* begin Records provided *

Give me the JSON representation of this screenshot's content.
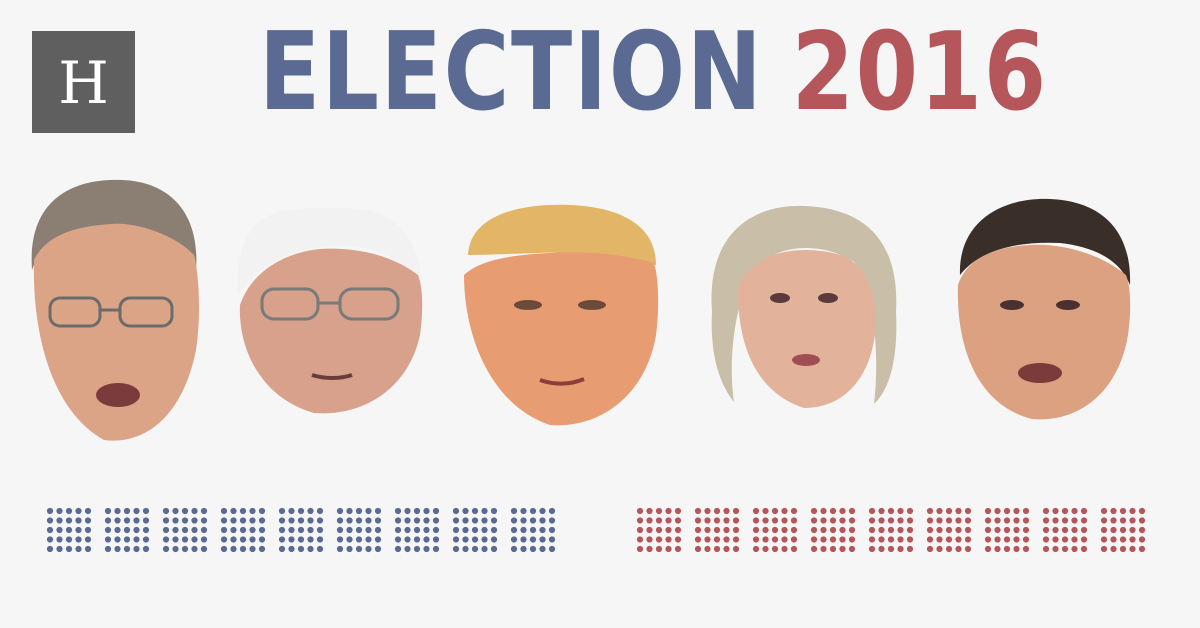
{
  "header": {
    "logo_letter": "H",
    "title_word": "ELECTION",
    "title_year": "2016"
  },
  "colors": {
    "background": "#f6f6f6",
    "logo_bg": "#5f5f5f",
    "democratic_blue": "#5a6a93",
    "republican_red": "#b5575a"
  },
  "delegate_grids": [
    {
      "party": "democratic",
      "color": "#5a6a93",
      "blocks": 9,
      "rows": 5,
      "cols": 5
    },
    {
      "party": "republican",
      "color": "#b5575a",
      "blocks": 9,
      "rows": 5,
      "cols": 5
    }
  ],
  "portraits": [
    {
      "icon": "candidate-face-1-portrait",
      "hair": "#8b7f73",
      "skin": "#dba487"
    },
    {
      "icon": "candidate-face-2-portrait",
      "hair": "#f2f2f2",
      "skin": "#d7a18b"
    },
    {
      "icon": "candidate-face-3-portrait",
      "hair": "#e3b567",
      "skin": "#e89c72"
    },
    {
      "icon": "candidate-face-4-portrait",
      "hair": "#c9bfa8",
      "skin": "#e3b29b"
    },
    {
      "icon": "candidate-face-5-portrait",
      "hair": "#3a2e28",
      "skin": "#dba181"
    }
  ]
}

* end Records provided *

Exercise brief: Copy all of the entries verbatim, leaving out any pictures they contain.

Problem solution:
Give me the JSON representation of this screenshot's content.
{
  "header": {
    "logo_letter": "H",
    "title_word": "ELECTION",
    "title_year": "2016"
  },
  "colors": {
    "background": "#f6f6f6",
    "logo_bg": "#5f5f5f",
    "democratic_blue": "#5a6a93",
    "republican_red": "#b5575a"
  },
  "delegate_grids": [
    {
      "party": "democratic",
      "color": "#5a6a93",
      "blocks": 9,
      "rows": 5,
      "cols": 5
    },
    {
      "party": "republican",
      "color": "#b5575a",
      "blocks": 9,
      "rows": 5,
      "cols": 5
    }
  ],
  "portraits": [
    {
      "icon": "candidate-face-1-portrait",
      "hair": "#8b7f73",
      "skin": "#dba487"
    },
    {
      "icon": "candidate-face-2-portrait",
      "hair": "#f2f2f2",
      "skin": "#d7a18b"
    },
    {
      "icon": "candidate-face-3-portrait",
      "hair": "#e3b567",
      "skin": "#e89c72"
    },
    {
      "icon": "candidate-face-4-portrait",
      "hair": "#c9bfa8",
      "skin": "#e3b29b"
    },
    {
      "icon": "candidate-face-5-portrait",
      "hair": "#3a2e28",
      "skin": "#dba181"
    }
  ]
}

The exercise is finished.